### Instructions to follow
Please rewrite the entries below with "Ningbo garment supplier" swapped for "Ningbo apparel supplier" wherever it occurs, leaving everything else unchanged.

---------------

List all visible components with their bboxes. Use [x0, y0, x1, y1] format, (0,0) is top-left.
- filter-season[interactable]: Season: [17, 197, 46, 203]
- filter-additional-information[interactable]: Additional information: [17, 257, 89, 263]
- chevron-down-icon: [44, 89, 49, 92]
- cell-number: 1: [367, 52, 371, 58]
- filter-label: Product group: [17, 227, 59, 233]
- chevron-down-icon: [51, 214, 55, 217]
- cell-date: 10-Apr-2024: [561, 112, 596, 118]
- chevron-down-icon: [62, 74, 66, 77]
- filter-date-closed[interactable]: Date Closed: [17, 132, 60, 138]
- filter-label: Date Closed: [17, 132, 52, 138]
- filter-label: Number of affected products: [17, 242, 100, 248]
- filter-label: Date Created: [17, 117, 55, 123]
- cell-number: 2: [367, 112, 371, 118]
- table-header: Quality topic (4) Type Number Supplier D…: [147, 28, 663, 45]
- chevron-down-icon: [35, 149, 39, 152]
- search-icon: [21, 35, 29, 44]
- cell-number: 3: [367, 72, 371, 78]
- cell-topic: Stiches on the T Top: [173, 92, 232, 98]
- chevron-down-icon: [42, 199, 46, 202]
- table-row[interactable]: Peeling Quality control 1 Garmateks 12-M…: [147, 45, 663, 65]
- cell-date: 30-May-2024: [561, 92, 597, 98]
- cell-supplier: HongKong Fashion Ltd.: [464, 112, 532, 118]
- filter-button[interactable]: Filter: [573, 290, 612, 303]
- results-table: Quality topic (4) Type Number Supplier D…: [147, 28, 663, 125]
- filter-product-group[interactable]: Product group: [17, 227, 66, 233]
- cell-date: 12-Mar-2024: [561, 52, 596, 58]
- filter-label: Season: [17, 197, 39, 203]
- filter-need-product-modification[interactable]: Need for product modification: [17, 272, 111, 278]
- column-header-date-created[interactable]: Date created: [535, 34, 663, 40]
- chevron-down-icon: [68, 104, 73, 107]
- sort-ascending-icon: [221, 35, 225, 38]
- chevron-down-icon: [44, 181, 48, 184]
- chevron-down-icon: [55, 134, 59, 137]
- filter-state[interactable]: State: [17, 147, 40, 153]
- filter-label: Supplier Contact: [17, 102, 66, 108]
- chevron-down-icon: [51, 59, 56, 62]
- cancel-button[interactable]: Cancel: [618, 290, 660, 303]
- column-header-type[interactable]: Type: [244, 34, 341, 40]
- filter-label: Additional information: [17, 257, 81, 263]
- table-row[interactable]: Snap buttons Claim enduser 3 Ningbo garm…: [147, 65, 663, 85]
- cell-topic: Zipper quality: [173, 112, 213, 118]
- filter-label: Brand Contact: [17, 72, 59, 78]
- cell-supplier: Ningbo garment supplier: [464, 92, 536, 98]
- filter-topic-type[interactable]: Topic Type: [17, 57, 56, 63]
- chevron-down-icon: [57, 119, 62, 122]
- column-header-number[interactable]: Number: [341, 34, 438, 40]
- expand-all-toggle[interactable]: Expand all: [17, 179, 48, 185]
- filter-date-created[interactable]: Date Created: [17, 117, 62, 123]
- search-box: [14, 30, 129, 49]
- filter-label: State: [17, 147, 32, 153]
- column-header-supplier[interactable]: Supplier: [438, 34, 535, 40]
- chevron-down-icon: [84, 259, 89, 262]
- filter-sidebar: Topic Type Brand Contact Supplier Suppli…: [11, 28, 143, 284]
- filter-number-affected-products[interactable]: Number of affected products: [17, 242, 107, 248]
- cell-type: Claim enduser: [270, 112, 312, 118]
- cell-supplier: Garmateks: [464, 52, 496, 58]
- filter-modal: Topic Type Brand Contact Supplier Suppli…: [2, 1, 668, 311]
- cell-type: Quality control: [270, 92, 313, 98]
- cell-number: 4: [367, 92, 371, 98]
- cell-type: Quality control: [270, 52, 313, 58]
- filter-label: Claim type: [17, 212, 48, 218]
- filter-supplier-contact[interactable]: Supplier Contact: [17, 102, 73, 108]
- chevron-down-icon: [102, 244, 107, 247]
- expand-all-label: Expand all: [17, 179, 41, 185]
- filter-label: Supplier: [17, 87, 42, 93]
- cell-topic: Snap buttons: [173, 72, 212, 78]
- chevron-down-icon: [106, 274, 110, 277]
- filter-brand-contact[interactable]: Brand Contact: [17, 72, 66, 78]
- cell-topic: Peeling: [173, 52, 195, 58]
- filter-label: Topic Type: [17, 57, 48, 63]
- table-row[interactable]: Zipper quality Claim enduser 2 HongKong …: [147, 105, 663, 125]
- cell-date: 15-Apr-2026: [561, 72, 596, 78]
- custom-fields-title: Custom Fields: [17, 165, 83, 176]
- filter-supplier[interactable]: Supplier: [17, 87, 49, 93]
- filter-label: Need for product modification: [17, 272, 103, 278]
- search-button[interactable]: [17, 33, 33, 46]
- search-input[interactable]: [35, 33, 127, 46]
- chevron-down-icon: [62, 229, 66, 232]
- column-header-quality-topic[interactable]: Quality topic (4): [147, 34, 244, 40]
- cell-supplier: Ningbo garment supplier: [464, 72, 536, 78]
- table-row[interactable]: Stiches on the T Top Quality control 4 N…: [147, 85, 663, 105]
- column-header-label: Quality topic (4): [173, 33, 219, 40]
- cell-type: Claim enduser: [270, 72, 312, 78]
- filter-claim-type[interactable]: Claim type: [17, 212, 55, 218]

---------------

### Answer to the task
List all visible components with their bboxes. Use [x0, y0, x1, y1] format, (0,0) is top-left.
- filter-season[interactable]: Season: [17, 197, 46, 203]
- filter-additional-information[interactable]: Additional information: [17, 257, 89, 263]
- chevron-down-icon: [44, 89, 49, 92]
- cell-number: 1: [367, 52, 371, 58]
- filter-label: Product group: [17, 227, 59, 233]
- chevron-down-icon: [51, 214, 55, 217]
- cell-date: 10-Apr-2024: [561, 112, 596, 118]
- chevron-down-icon: [62, 74, 66, 77]
- filter-date-closed[interactable]: Date Closed: [17, 132, 60, 138]
- filter-label: Date Closed: [17, 132, 52, 138]
- filter-label: Number of affected products: [17, 242, 100, 248]
- filter-label: Date Created: [17, 117, 55, 123]
- cell-number: 2: [367, 112, 371, 118]
- table-header: Quality topic (4) Type Number Supplier D…: [147, 28, 663, 45]
- chevron-down-icon: [35, 149, 39, 152]
- search-icon: [21, 35, 29, 44]
- cell-number: 3: [367, 72, 371, 78]
- cell-topic: Stiches on the T Top: [173, 92, 232, 98]
- chevron-down-icon: [42, 199, 46, 202]
- table-row[interactable]: Peeling Quality control 1 Garmateks 12-M…: [147, 45, 663, 65]
- cell-date: 30-May-2024: [561, 92, 597, 98]
- cell-supplier: HongKong Fashion Ltd.: [464, 112, 532, 118]
- filter-button[interactable]: Filter: [573, 290, 612, 303]
- results-table: Quality topic (4) Type Number Supplier D…: [147, 28, 663, 125]
- filter-product-group[interactable]: Product group: [17, 227, 66, 233]
- cell-date: 12-Mar-2024: [561, 52, 596, 58]
- filter-label: Season: [17, 197, 39, 203]
- filter-need-product-modification[interactable]: Need for product modification: [17, 272, 111, 278]
- column-header-date-created[interactable]: Date created: [535, 34, 663, 40]
- chevron-down-icon: [68, 104, 73, 107]
- sort-ascending-icon: [221, 35, 225, 38]
- chevron-down-icon: [44, 181, 48, 184]
- chevron-down-icon: [55, 134, 59, 137]
- filter-state[interactable]: State: [17, 147, 40, 153]
- filter-label: Supplier Contact: [17, 102, 66, 108]
- chevron-down-icon: [51, 59, 56, 62]
- cancel-button[interactable]: Cancel: [618, 290, 660, 303]
- column-header-type[interactable]: Type: [244, 34, 341, 40]
- filter-label: Additional information: [17, 257, 81, 263]
- table-row[interactable]: Snap buttons Claim enduser 3 Ningbo garm…: [147, 65, 663, 85]
- cell-topic: Zipper quality: [173, 112, 213, 118]
- filter-label: Brand Contact: [17, 72, 59, 78]
- cell-supplier: Ningbo apparel supplier: [464, 92, 536, 98]
- filter-topic-type[interactable]: Topic Type: [17, 57, 56, 63]
- chevron-down-icon: [57, 119, 62, 122]
- column-header-number[interactable]: Number: [341, 34, 438, 40]
- expand-all-toggle[interactable]: Expand all: [17, 179, 48, 185]
- filter-date-created[interactable]: Date Created: [17, 117, 62, 123]
- search-box: [14, 30, 129, 49]
- filter-label: State: [17, 147, 32, 153]
- column-header-supplier[interactable]: Supplier: [438, 34, 535, 40]
- chevron-down-icon: [84, 259, 89, 262]
- filter-sidebar: Topic Type Brand Contact Supplier Suppli…: [11, 28, 143, 284]
- filter-number-affected-products[interactable]: Number of affected products: [17, 242, 107, 248]
- cell-type: Claim enduser: [270, 112, 312, 118]
- cell-supplier: Garmateks: [464, 52, 496, 58]
- filter-modal: Topic Type Brand Contact Supplier Suppli…: [2, 1, 668, 311]
- cell-type: Quality control: [270, 92, 313, 98]
- cell-number: 4: [367, 92, 371, 98]
- cell-type: Quality control: [270, 52, 313, 58]
- filter-label: Claim type: [17, 212, 48, 218]
- filter-supplier-contact[interactable]: Supplier Contact: [17, 102, 73, 108]
- chevron-down-icon: [102, 244, 107, 247]
- expand-all-label: Expand all: [17, 179, 41, 185]
- filter-label: Supplier: [17, 87, 42, 93]
- cell-topic: Snap buttons: [173, 72, 212, 78]
- chevron-down-icon: [106, 274, 110, 277]
- filter-brand-contact[interactable]: Brand Contact: [17, 72, 66, 78]
- cell-topic: Peeling: [173, 52, 195, 58]
- filter-label: Topic Type: [17, 57, 48, 63]
- table-row[interactable]: Zipper quality Claim enduser 2 HongKong …: [147, 105, 663, 125]
- cell-date: 15-Apr-2026: [561, 72, 596, 78]
- custom-fields-title: Custom Fields: [17, 165, 83, 176]
- filter-supplier[interactable]: Supplier: [17, 87, 49, 93]
- filter-label: Need for product modification: [17, 272, 103, 278]
- search-button[interactable]: [17, 33, 33, 46]
- search-input[interactable]: [35, 33, 127, 46]
- chevron-down-icon: [62, 229, 66, 232]
- column-header-quality-topic[interactable]: Quality topic (4): [147, 34, 244, 40]
- cell-supplier: Ningbo apparel supplier: [464, 72, 536, 78]
- table-row[interactable]: Stiches on the T Top Quality control 4 N…: [147, 85, 663, 105]
- column-header-label: Quality topic (4): [173, 33, 219, 40]
- cell-type: Claim enduser: [270, 72, 312, 78]
- filter-claim-type[interactable]: Claim type: [17, 212, 55, 218]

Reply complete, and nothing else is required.